» **EXERCISE DIRECTIONS**
Each line of the listing that contains the word "name" is to be copied.

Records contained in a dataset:
· · · · · · ·

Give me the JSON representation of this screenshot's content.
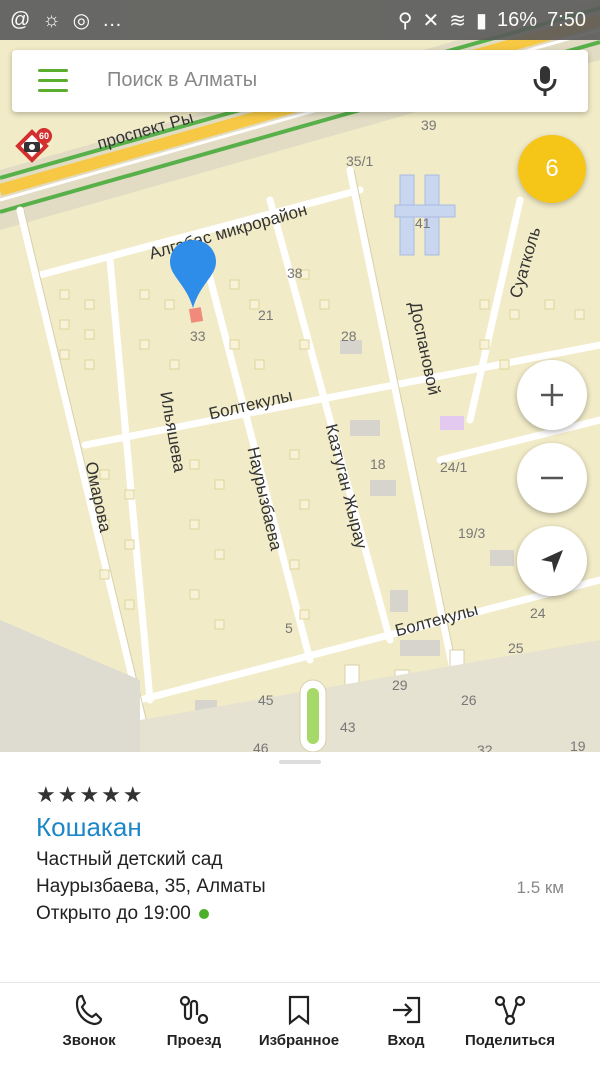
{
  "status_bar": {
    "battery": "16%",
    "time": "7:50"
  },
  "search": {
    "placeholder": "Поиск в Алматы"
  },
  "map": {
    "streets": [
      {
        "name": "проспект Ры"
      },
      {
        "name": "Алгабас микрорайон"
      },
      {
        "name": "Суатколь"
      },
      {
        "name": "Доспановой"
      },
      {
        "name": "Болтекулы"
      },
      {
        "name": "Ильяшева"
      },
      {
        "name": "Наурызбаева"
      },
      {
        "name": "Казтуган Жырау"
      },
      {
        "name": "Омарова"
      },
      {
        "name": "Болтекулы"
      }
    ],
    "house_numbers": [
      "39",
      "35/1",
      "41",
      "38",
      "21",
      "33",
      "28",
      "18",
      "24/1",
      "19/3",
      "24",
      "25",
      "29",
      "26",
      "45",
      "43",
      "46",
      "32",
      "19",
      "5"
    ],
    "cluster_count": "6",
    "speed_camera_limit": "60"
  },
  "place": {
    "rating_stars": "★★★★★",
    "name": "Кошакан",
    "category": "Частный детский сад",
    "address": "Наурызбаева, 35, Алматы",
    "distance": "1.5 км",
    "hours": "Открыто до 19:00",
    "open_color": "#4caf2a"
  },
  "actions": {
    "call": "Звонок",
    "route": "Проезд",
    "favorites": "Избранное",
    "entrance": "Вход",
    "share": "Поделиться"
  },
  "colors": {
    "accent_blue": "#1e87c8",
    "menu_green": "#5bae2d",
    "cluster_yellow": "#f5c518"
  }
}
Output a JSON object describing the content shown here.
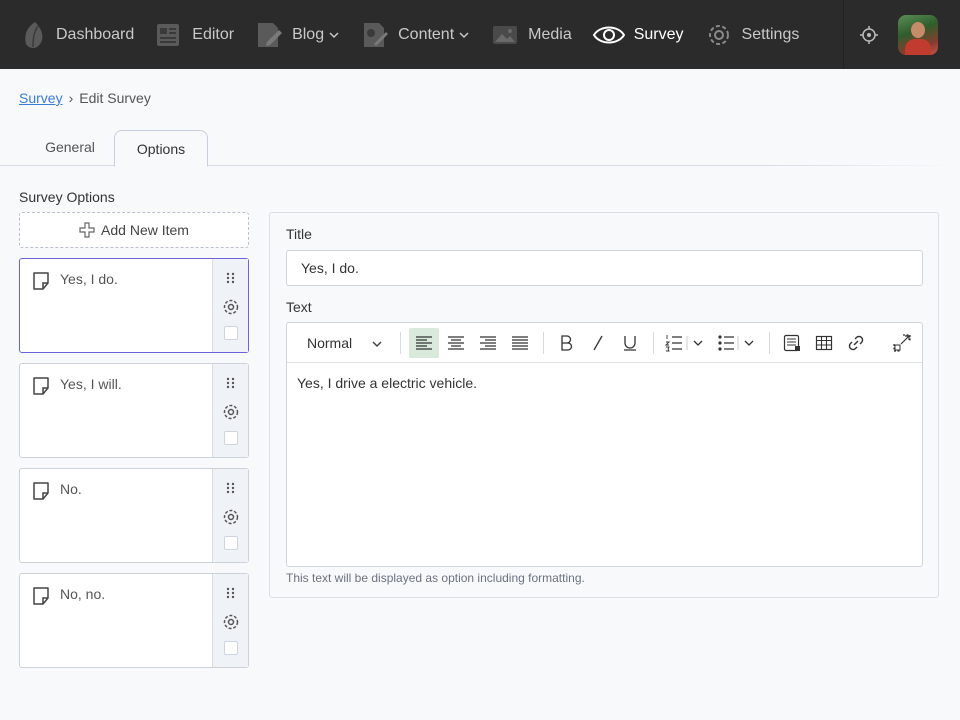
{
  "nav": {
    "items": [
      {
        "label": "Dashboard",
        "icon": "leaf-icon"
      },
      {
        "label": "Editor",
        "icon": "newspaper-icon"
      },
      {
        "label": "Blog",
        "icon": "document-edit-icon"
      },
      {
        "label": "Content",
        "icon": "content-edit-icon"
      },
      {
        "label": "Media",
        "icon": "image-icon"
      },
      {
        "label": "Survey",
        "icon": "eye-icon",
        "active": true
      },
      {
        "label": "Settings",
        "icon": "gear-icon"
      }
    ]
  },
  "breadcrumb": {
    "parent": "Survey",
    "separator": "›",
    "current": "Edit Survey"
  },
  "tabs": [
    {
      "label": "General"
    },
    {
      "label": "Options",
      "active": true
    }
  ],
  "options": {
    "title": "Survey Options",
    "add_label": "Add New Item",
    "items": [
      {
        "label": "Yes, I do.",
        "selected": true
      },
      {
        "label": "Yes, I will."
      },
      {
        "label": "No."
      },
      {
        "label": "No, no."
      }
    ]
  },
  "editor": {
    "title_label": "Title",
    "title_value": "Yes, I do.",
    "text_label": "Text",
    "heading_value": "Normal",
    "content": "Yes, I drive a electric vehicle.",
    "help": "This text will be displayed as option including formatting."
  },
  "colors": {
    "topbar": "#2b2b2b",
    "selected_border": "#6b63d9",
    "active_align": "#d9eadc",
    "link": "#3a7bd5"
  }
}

· · · · · · ·

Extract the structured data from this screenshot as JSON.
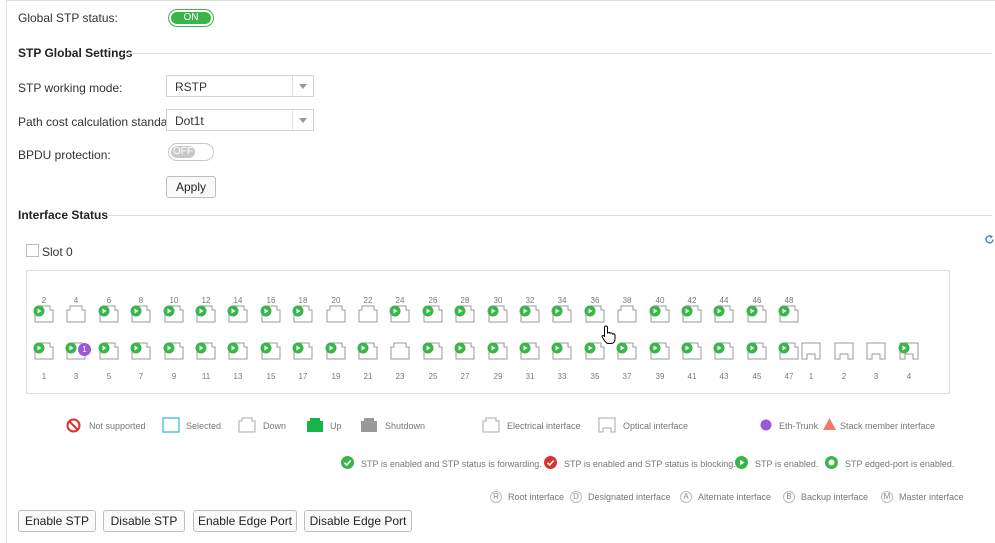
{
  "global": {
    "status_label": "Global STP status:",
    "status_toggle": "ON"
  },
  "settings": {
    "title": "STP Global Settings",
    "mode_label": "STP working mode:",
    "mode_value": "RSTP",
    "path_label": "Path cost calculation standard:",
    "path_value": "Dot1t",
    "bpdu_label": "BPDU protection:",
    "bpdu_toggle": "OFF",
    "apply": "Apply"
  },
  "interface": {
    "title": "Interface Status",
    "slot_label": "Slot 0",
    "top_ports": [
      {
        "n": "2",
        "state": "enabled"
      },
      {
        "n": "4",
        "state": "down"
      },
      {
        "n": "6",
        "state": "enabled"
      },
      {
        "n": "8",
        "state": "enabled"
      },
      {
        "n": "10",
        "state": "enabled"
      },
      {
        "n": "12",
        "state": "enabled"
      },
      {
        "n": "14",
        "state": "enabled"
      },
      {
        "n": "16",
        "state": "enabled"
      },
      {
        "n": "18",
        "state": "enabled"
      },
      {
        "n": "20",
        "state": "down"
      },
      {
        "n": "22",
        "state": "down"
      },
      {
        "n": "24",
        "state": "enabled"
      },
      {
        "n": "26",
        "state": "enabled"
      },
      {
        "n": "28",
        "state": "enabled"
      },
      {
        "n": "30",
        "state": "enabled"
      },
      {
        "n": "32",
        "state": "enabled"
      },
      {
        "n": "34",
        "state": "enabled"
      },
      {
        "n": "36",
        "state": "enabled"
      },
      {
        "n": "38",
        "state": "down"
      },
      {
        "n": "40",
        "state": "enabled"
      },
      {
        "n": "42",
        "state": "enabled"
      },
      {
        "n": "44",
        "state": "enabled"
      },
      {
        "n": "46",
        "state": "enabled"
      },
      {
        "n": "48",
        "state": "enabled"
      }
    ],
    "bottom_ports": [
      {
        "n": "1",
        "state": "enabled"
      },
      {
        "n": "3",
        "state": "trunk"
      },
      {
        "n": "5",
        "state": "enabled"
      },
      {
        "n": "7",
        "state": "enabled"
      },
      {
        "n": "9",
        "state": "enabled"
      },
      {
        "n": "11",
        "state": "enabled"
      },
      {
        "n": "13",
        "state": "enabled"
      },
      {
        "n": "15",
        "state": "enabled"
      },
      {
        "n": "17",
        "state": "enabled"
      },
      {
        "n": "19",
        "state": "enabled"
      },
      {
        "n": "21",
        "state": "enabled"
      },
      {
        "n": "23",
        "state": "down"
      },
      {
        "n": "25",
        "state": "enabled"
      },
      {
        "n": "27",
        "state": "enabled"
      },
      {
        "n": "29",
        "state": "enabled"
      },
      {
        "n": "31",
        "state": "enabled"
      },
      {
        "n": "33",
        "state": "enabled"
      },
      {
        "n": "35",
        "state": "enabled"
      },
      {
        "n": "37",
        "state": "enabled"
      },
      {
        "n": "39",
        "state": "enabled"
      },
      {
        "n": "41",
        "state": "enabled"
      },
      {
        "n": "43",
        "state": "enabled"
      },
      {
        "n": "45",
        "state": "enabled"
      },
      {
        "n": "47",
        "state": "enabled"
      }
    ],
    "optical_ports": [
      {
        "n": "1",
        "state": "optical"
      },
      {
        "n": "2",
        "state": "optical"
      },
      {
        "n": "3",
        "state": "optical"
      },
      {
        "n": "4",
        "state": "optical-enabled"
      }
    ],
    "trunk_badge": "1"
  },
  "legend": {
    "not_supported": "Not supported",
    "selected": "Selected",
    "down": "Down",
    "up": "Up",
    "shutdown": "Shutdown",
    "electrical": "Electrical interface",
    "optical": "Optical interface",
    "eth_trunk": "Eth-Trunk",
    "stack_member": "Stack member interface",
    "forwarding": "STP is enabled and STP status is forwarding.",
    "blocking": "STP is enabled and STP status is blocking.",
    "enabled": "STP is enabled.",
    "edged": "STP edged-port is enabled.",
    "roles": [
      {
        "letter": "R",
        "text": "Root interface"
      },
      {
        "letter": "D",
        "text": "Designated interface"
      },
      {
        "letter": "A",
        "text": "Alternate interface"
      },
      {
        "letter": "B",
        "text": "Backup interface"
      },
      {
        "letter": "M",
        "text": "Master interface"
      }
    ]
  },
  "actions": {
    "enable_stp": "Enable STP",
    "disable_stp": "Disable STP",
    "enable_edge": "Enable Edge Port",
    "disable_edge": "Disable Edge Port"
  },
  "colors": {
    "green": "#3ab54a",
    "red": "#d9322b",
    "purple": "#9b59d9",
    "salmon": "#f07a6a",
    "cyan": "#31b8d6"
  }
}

· · · · · · ·

» **COMPLETE ANSWER**
        "name": "проспект Ры"
        "name": "Алгабас микрорайон"
        "name": "Суатколь"
        "name": "Доспановой"
        "name": "Болтекулы"
        "name": "Ильяшева"
        "name": "Наурызбаева"
        "name": "Казтуган Жырау"
        "name": "Омарова"
        "name": "Болтекулы"
    "name": "Кошакан",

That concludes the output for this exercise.